[start of ENTRIES SUPPLIED]

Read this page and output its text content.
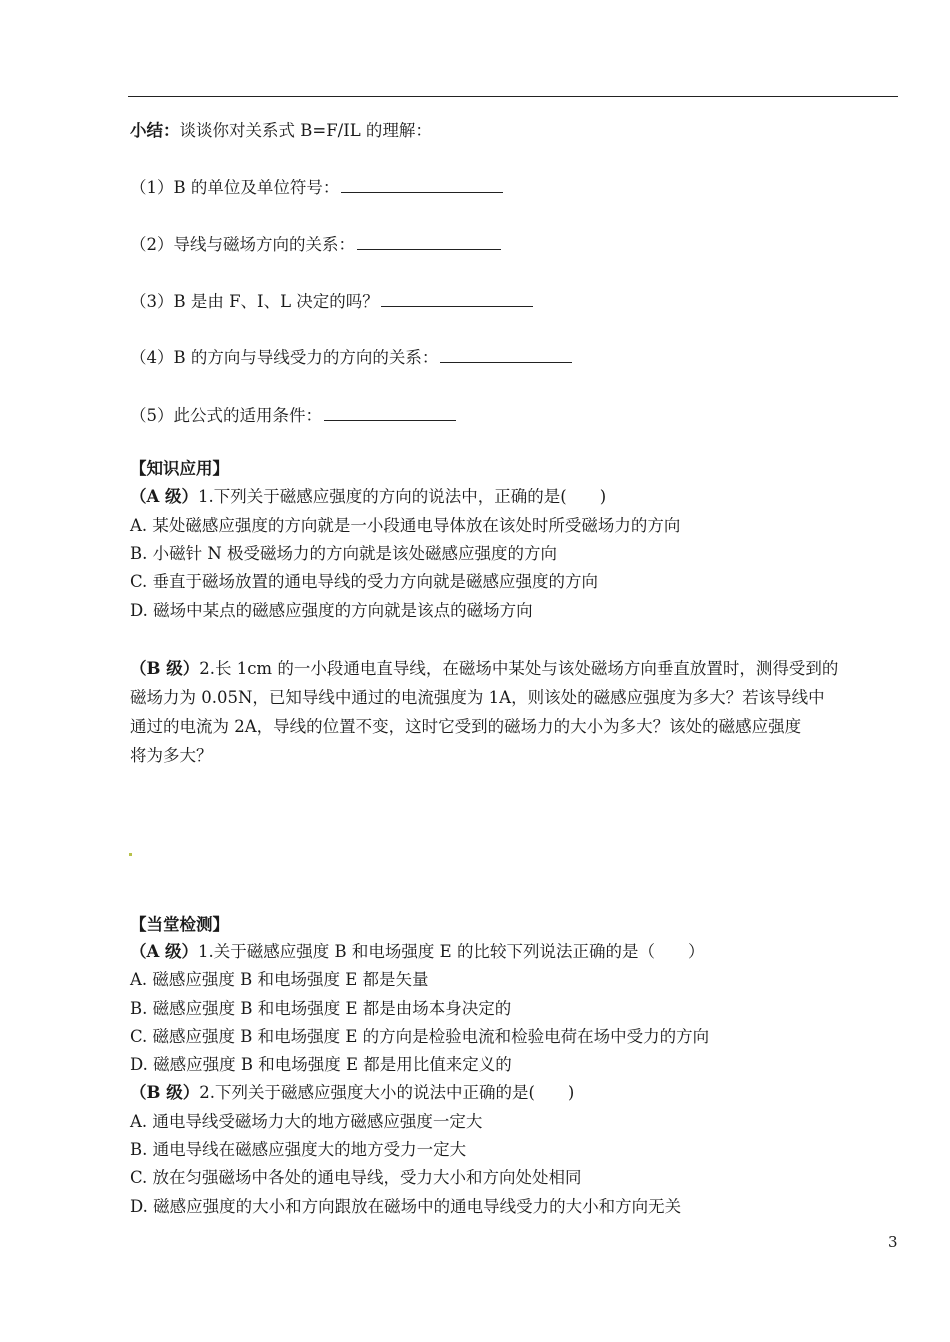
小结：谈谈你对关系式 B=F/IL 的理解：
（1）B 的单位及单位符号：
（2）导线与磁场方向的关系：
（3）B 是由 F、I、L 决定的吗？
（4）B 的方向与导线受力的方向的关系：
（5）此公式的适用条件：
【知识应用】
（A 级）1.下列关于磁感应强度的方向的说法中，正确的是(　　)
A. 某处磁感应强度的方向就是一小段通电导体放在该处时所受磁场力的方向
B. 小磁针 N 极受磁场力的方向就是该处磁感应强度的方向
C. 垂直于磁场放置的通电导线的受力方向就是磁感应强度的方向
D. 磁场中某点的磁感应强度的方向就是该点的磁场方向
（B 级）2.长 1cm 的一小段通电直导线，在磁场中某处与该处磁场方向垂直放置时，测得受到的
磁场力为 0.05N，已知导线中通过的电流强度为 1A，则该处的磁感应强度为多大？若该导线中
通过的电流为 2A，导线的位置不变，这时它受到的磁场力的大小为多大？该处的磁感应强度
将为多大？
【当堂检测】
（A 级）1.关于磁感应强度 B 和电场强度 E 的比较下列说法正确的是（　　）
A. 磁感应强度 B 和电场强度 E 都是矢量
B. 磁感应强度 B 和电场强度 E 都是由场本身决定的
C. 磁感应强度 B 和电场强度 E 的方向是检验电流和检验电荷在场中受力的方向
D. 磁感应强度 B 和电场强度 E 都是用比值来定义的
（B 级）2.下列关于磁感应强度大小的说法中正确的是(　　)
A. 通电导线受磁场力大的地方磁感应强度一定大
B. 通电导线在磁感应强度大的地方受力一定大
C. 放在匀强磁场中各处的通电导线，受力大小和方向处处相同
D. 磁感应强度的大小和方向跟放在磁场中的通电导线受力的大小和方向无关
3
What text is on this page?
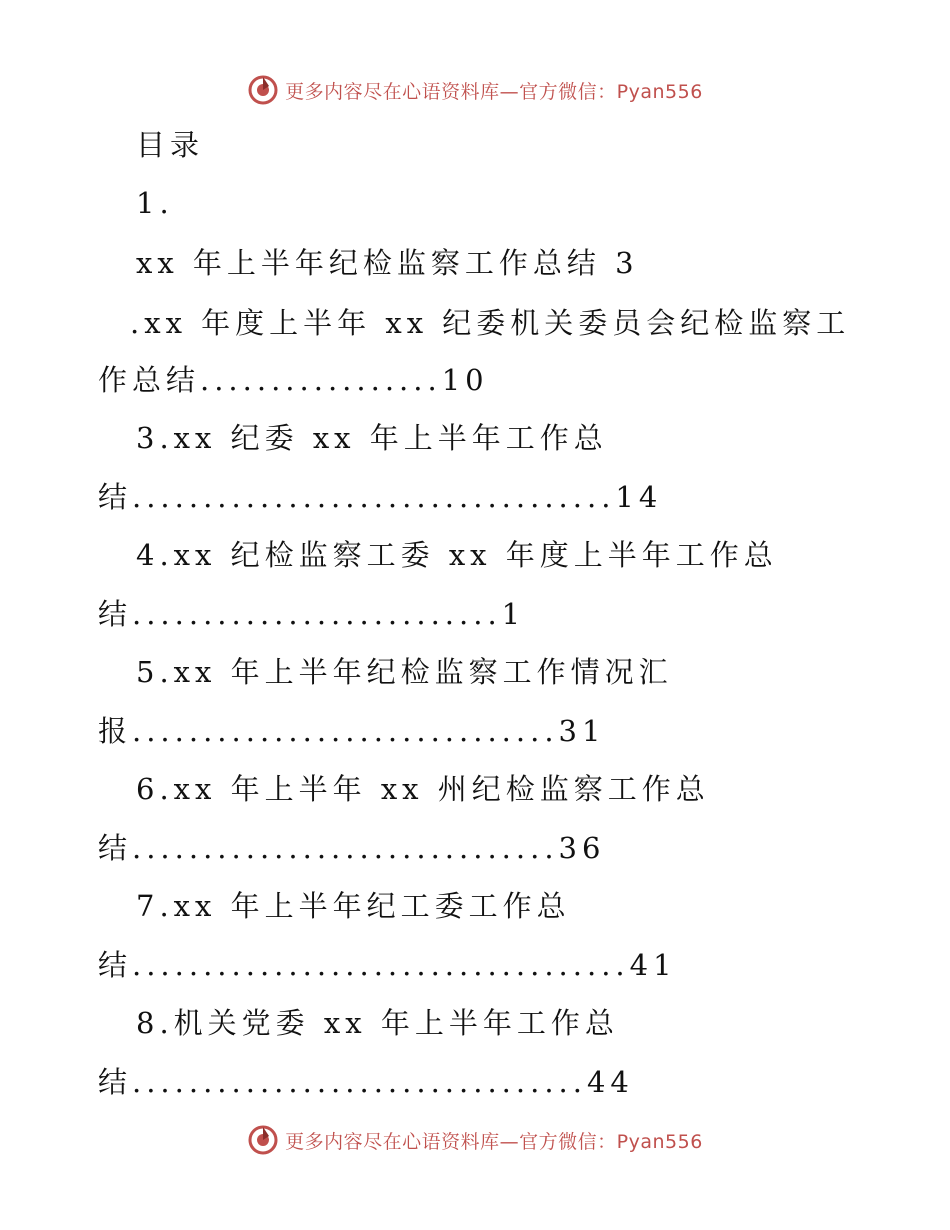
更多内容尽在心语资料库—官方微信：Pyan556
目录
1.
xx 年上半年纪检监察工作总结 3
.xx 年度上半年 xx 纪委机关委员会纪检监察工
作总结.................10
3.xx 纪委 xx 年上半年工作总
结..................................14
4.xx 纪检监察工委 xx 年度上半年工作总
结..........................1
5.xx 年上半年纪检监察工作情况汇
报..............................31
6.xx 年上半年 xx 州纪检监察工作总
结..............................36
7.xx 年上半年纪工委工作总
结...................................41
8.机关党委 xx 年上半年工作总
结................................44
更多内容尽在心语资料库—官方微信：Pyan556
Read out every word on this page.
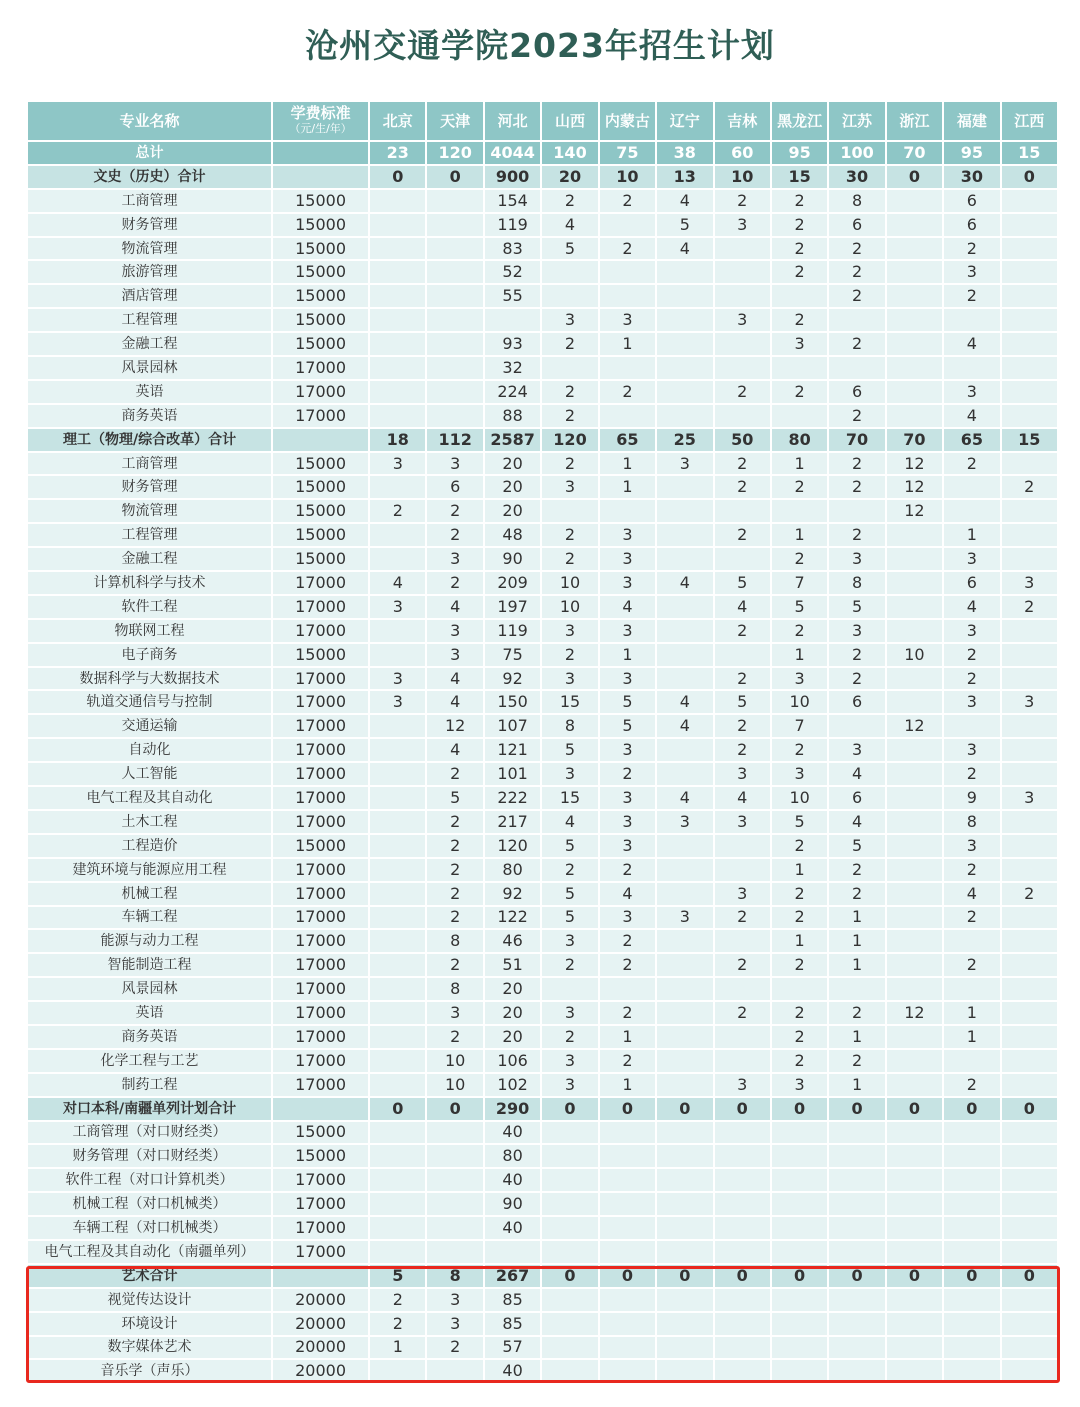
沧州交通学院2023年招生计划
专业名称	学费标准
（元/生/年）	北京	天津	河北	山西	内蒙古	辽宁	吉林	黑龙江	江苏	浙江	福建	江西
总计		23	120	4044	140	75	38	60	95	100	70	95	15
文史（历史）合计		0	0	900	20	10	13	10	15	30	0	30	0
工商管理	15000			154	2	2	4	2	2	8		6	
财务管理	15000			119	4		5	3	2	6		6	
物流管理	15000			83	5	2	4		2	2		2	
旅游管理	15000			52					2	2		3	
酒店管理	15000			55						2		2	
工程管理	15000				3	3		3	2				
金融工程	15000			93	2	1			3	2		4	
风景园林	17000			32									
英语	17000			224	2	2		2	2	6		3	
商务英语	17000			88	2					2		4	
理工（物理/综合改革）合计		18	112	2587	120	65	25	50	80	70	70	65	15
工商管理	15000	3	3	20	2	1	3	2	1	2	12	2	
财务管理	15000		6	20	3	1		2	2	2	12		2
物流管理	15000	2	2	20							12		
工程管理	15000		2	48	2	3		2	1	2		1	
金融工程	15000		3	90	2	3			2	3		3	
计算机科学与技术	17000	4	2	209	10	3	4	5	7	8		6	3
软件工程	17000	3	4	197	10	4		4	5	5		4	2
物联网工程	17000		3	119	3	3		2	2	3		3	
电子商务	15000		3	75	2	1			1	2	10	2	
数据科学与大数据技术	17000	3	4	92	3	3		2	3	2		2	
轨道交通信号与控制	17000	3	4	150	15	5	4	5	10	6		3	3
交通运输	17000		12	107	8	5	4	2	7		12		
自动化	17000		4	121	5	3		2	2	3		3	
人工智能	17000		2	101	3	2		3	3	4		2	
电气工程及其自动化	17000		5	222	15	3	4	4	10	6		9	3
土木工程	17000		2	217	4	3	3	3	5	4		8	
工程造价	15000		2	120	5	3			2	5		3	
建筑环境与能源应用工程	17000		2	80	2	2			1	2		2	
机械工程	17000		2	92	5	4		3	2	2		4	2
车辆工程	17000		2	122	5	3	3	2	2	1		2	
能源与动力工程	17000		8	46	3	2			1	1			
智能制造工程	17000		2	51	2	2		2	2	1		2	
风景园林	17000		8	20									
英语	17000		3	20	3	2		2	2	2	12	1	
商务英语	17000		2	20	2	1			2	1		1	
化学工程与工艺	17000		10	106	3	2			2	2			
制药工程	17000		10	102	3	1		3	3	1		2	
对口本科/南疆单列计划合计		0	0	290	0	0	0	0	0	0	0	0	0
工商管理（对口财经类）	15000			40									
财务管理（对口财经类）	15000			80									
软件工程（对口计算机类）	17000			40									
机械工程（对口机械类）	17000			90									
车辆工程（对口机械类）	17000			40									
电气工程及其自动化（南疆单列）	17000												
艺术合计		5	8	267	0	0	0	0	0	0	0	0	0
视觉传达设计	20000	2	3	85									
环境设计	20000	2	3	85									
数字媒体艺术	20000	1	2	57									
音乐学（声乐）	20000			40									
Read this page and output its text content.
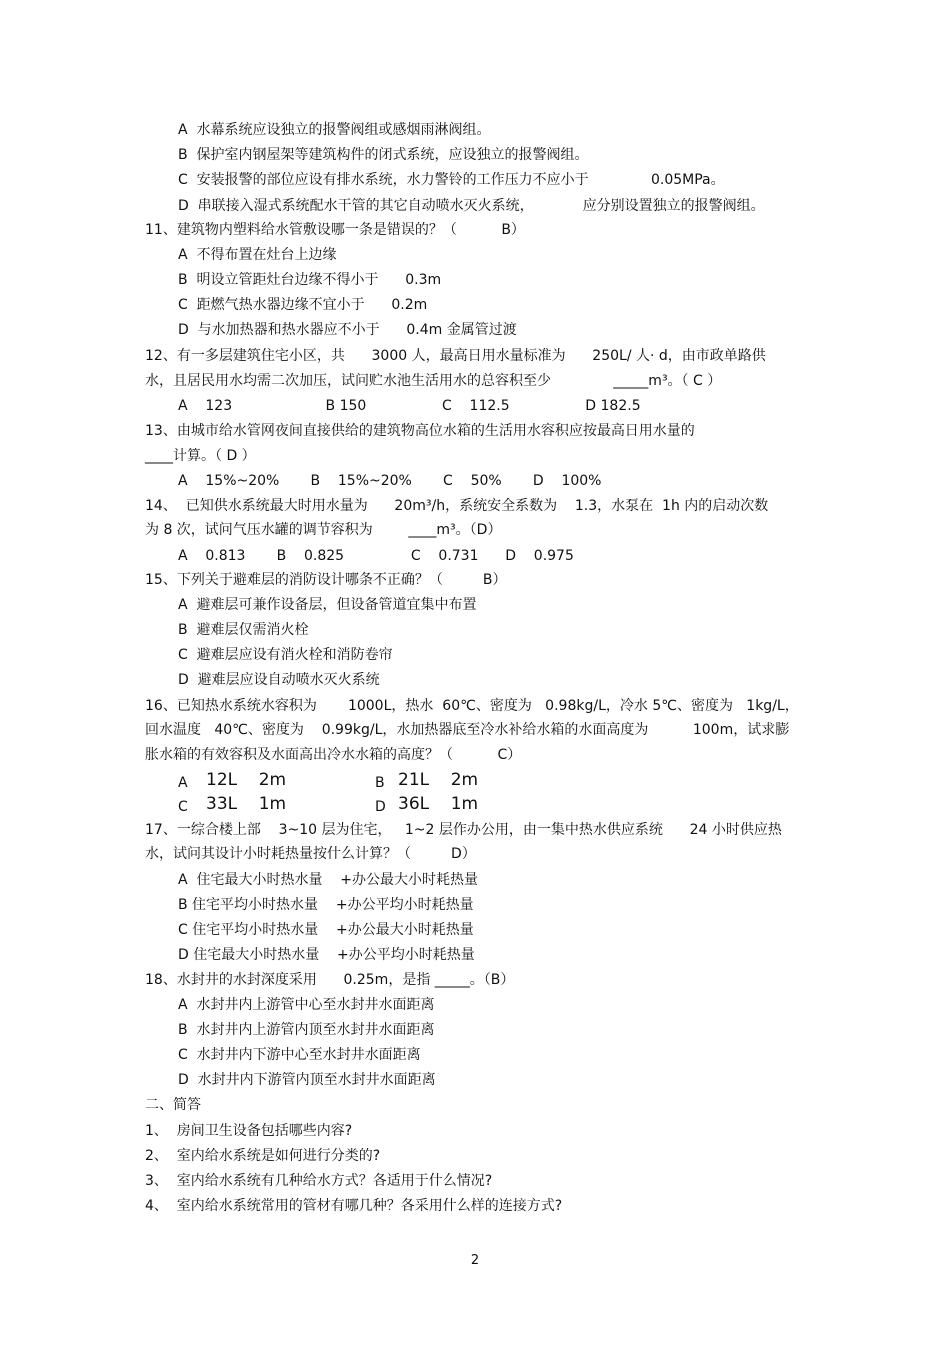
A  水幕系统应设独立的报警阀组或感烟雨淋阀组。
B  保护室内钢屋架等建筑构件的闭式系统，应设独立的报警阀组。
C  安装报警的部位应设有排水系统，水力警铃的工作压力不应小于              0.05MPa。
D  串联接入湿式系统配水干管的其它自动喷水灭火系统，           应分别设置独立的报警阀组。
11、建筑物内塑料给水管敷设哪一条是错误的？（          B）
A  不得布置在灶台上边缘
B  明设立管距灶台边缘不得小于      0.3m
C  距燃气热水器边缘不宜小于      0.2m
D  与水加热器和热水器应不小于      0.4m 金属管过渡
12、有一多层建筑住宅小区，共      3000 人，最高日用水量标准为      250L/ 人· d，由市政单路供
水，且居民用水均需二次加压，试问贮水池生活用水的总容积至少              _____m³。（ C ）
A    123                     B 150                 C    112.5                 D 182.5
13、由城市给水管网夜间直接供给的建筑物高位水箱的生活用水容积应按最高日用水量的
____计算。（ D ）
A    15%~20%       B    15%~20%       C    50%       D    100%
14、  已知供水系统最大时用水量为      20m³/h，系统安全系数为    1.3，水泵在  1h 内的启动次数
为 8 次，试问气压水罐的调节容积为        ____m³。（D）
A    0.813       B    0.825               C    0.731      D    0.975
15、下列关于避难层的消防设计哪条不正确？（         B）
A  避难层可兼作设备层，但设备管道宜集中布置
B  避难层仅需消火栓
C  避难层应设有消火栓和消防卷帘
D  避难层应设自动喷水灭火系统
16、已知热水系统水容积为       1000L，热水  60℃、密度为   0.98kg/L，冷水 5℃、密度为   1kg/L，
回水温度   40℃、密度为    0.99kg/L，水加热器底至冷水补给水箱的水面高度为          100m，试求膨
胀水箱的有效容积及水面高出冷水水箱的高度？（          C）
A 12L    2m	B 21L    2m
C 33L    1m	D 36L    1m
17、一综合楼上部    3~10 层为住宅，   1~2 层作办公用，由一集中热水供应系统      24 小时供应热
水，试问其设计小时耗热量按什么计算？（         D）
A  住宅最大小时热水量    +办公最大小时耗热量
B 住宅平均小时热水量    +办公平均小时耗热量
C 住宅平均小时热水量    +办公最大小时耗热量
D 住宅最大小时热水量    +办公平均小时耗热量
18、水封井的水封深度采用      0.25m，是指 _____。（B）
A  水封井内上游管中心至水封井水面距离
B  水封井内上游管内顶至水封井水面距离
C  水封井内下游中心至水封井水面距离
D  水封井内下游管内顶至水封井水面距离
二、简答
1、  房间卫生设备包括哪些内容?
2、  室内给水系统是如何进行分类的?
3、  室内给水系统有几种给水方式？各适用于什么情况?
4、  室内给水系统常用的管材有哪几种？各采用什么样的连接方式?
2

[end of ENTRIES SUPPLIED]

§ **STATED PROBLEM**
From the listing, copy every line where the string "软件工程" appears.

§ **RESPONSE TO THIS TASK**
软件工程	17000	3	4	197	10	4		4	5	5		4	2
软件工程（对口计算机类）	17000			40									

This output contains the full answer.